== Exercise prompt ==
Leave out the pictures and repeat the data exactly.

Data excerpts:
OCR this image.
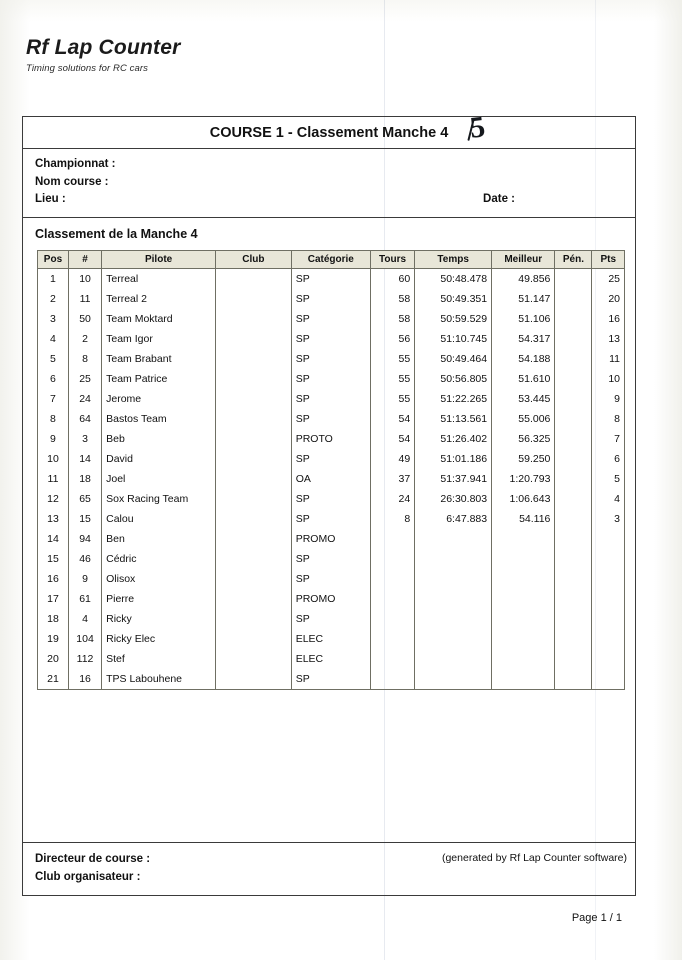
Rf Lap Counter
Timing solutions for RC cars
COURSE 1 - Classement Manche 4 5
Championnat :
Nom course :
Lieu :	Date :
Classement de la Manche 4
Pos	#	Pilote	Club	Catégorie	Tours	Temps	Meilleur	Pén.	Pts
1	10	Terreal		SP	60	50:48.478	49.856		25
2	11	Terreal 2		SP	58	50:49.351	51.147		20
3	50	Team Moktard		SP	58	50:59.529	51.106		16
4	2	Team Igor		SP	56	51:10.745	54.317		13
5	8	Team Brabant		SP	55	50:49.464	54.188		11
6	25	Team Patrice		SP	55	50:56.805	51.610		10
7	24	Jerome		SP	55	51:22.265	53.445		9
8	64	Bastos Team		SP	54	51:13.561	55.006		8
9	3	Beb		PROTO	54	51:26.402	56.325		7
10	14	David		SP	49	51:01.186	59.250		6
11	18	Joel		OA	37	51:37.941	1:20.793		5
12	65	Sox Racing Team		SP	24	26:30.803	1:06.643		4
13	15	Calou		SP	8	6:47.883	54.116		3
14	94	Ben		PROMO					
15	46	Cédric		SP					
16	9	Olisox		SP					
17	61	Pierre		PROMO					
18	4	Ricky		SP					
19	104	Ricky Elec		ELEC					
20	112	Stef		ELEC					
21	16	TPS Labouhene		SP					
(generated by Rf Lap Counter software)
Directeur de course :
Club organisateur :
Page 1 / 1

== Solved exercise ==
OCR this image.
Rf Lap Counter
Timing solutions for RC cars
COURSE 1 - Classement Manche 4 5
Championnat :
Nom course :
Lieu :	Date :
Classement de la Manche 4
Pos	#	Pilote	Club	Catégorie	Tours	Temps	Meilleur	Pén.	Pts
1	10	Terreal		SP	60	50:48.478	49.856		25
2	11	Terreal 2		SP	58	50:49.351	51.147		20
3	50	Team Moktard		SP	58	50:59.529	51.106		16
4	2	Team Igor		SP	56	51:10.745	54.317		13
5	8	Team Brabant		SP	55	50:49.464	54.188		11
6	25	Team Patrice		SP	55	50:56.805	51.610		10
7	24	Jerome		SP	55	51:22.265	53.445		9
8	64	Bastos Team		SP	54	51:13.561	55.006		8
9	3	Beb		PROTO	54	51:26.402	56.325		7
10	14	David		SP	49	51:01.186	59.250		6
11	18	Joel		OA	37	51:37.941	1:20.793		5
12	65	Sox Racing Team		SP	24	26:30.803	1:06.643		4
13	15	Calou		SP	8	6:47.883	54.116		3
14	94	Ben		PROMO					
15	46	Cédric		SP					
16	9	Olisox		SP					
17	61	Pierre		PROMO					
18	4	Ricky		SP					
19	104	Ricky Elec		ELEC					
20	112	Stef		ELEC					
21	16	TPS Labouhene		SP					
(generated by Rf Lap Counter software)
Directeur de course :
Club organisateur :
Page 1 / 1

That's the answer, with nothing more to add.